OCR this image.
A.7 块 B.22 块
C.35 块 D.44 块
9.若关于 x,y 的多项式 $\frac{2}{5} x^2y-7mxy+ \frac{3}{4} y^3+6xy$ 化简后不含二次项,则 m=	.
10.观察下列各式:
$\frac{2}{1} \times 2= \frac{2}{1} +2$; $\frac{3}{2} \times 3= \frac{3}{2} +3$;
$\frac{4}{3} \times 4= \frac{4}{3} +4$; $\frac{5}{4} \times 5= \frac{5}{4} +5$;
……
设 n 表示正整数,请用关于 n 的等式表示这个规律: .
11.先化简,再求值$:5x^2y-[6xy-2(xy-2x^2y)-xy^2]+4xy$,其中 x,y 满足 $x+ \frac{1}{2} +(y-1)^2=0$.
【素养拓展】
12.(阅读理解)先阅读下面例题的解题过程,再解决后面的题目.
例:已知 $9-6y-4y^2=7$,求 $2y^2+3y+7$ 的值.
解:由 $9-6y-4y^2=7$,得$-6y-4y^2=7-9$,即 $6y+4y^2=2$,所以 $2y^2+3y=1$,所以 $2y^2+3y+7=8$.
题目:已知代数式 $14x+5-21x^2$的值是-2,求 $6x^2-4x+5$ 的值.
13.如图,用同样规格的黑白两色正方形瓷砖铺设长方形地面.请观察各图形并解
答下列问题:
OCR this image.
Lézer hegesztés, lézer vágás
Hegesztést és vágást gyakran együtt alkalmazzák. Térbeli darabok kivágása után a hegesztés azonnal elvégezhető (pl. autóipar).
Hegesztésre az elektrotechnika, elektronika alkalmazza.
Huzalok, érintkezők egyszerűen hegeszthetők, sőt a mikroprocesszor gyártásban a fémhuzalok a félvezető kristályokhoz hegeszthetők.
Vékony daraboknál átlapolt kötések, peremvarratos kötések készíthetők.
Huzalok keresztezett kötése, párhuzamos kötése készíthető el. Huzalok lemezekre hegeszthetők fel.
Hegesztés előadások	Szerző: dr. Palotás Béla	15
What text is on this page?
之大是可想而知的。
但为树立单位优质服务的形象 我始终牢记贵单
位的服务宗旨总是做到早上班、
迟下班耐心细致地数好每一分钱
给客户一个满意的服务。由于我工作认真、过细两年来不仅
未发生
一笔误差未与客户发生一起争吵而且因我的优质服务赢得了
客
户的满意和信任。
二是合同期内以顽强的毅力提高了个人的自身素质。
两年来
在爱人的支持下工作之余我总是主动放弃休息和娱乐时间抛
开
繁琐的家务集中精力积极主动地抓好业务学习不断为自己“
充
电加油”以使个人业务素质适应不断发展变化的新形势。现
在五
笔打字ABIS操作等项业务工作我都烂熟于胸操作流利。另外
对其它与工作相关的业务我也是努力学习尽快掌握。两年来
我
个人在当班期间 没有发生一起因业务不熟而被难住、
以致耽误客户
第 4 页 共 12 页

● ● ● ● ●

- Exercise -
Output every entry shown above, exactly.

- Response -
OCR this image.
A.7 块 B.22 块
C.35 块 D.44 块
9.若关于 x,y 的多项式 $\frac{2}{5} x^2y-7mxy+ \frac{3}{4} y^3+6xy$ 化简后不含二次项,则 m=	.
10.观察下列各式:
$\frac{2}{1} \times 2= \frac{2}{1} +2$; $\frac{3}{2} \times 3= \frac{3}{2} +3$;
$\frac{4}{3} \times 4= \frac{4}{3} +4$; $\frac{5}{4} \times 5= \frac{5}{4} +5$;
……
设 n 表示正整数,请用关于 n 的等式表示这个规律: .
11.先化简,再求值$:5x^2y-[6xy-2(xy-2x^2y)-xy^2]+4xy$,其中 x,y 满足 $x+ \frac{1}{2} +(y-1)^2=0$.
【素养拓展】
12.(阅读理解)先阅读下面例题的解题过程,再解决后面的题目.
例:已知 $9-6y-4y^2=7$,求 $2y^2+3y+7$ 的值.
解:由 $9-6y-4y^2=7$,得$-6y-4y^2=7-9$,即 $6y+4y^2=2$,所以 $2y^2+3y=1$,所以 $2y^2+3y+7=8$.
题目:已知代数式 $14x+5-21x^2$的值是-2,求 $6x^2-4x+5$ 的值.
13.如图,用同样规格的黑白两色正方形瓷砖铺设长方形地面.请观察各图形并解
答下列问题:
OCR this image.
Lézer hegesztés, lézer vágás
Hegesztést és vágást gyakran együtt alkalmazzák. Térbeli darabok kivágása után a hegesztés azonnal elvégezhető (pl. autóipar).
Hegesztésre az elektrotechnika, elektronika alkalmazza.
Huzalok, érintkezők egyszerűen hegeszthetők, sőt a mikroprocesszor gyártásban a fémhuzalok a félvezető kristályokhoz hegeszthetők.
Vékony daraboknál átlapolt kötések, peremvarratos kötések készíthetők.
Huzalok keresztezett kötése, párhuzamos kötése készíthető el. Huzalok lemezekre hegeszthetők fel.
Hegesztés előadások	Szerző: dr. Palotás Béla	15
What text is on this page?
之大是可想而知的。
但为树立单位优质服务的形象 我始终牢记贵单
位的服务宗旨总是做到早上班、
迟下班耐心细致地数好每一分钱
给客户一个满意的服务。由于我工作认真、过细两年来不仅
未发生
一笔误差未与客户发生一起争吵而且因我的优质服务赢得了
客
户的满意和信任。
二是合同期内以顽强的毅力提高了个人的自身素质。
两年来
在爱人的支持下工作之余我总是主动放弃休息和娱乐时间抛
开
繁琐的家务集中精力积极主动地抓好业务学习不断为自己“
充
电加油”以使个人业务素质适应不断发展变化的新形势。现
在五
笔打字ABIS操作等项业务工作我都烂熟于胸操作流利。另外
对其它与工作相关的业务我也是努力学习尽快掌握。两年来
我
个人在当班期间 没有发生一起因业务不熟而被难住、
以致耽误客户
第 4 页 共 12 页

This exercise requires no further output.